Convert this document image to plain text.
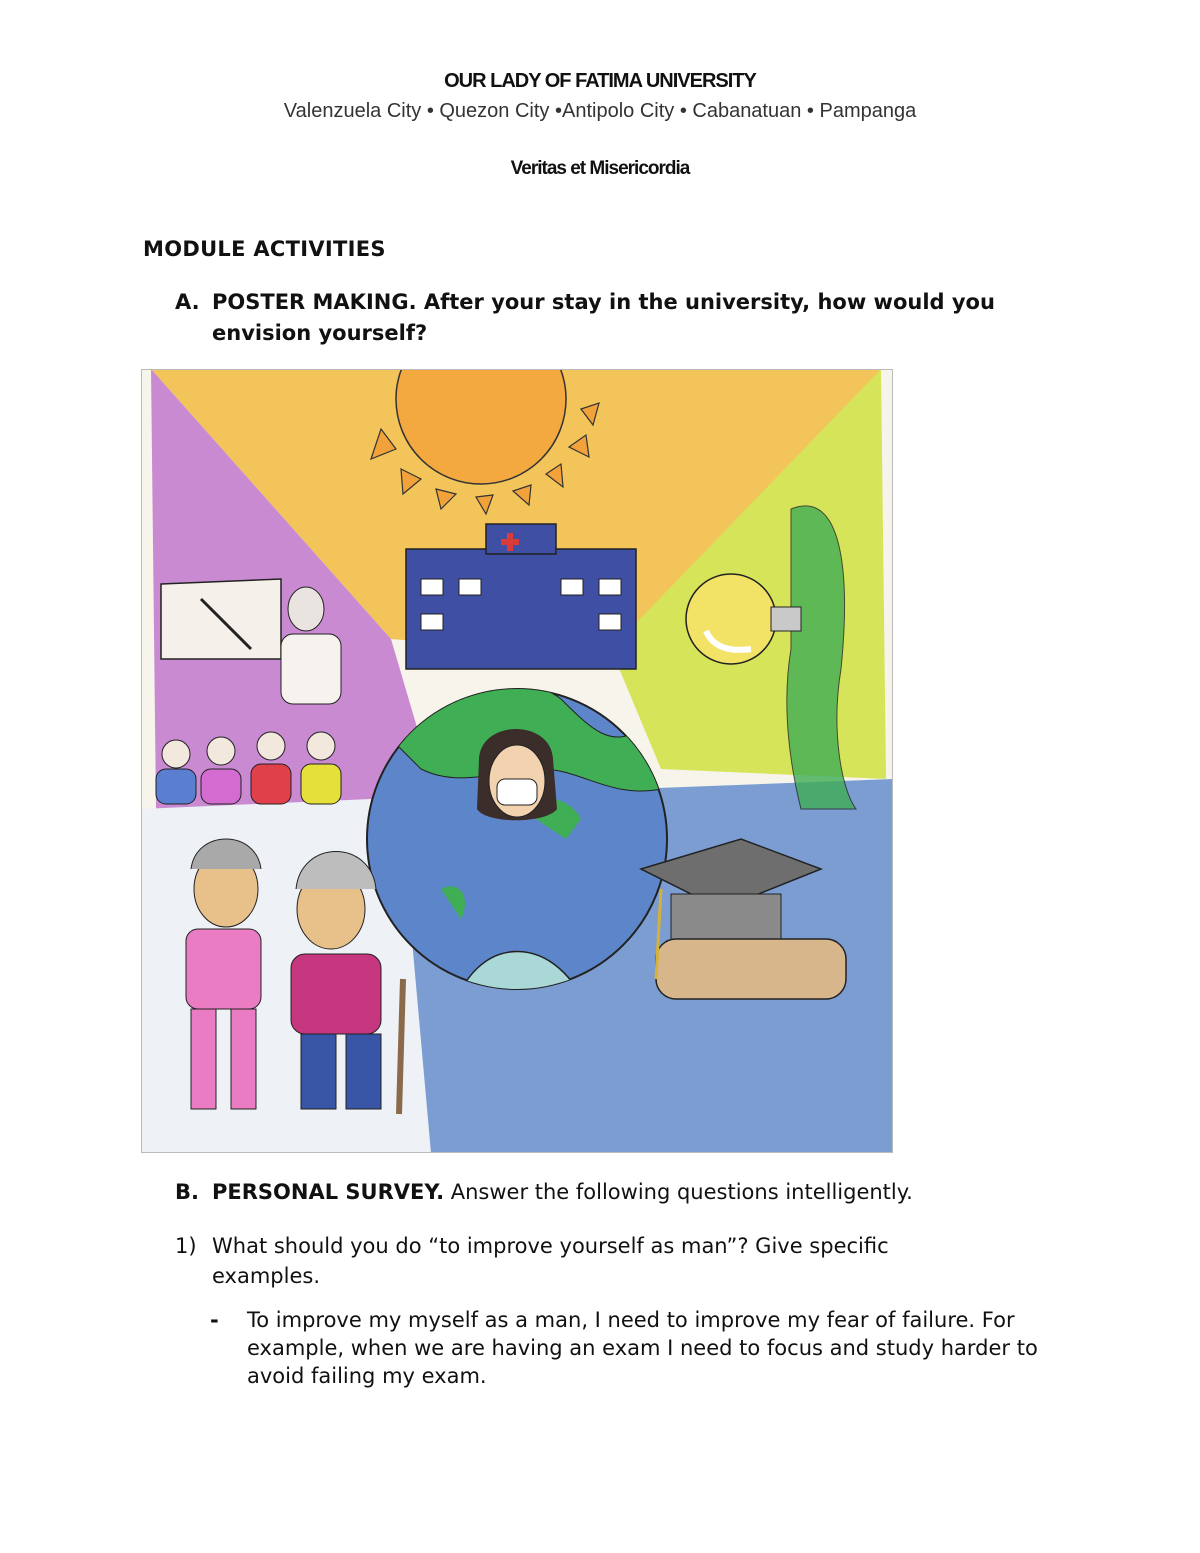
OUR LADY OF FATIMA UNIVERSITY
Valenzuela City • Quezon City •Antipolo City • Cabanatuan • Pampanga
Veritas et Misericordia
MODULE ACTIVITIES
A. POSTER MAKING. After your stay in the university, how would you envision yourself?
B. PERSONAL SURVEY. Answer the following questions intelligently.
1) What should you do “to improve yourself as man”? Give specific examples.
- To improve my myself as a man, I need to improve my fear of failure. For example, when we are having an exam I need to focus and study harder to avoid failing my exam.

□ □ □ □ □ □ □

* AIM:
Can the entries above be repeated exactly, without their pictures?

* WRITTEN RESPONSE:
Convert this document image to plain text.
OUR LADY OF FATIMA UNIVERSITY
Valenzuela City • Quezon City •Antipolo City • Cabanatuan • Pampanga
Veritas et Misericordia
MODULE ACTIVITIES
A. POSTER MAKING. After your stay in the university, how would you envision yourself?
B. PERSONAL SURVEY. Answer the following questions intelligently.
1) What should you do “to improve yourself as man”? Give specific examples.
- To improve my myself as a man, I need to improve my fear of failure. For example, when we are having an exam I need to focus and study harder to avoid failing my exam.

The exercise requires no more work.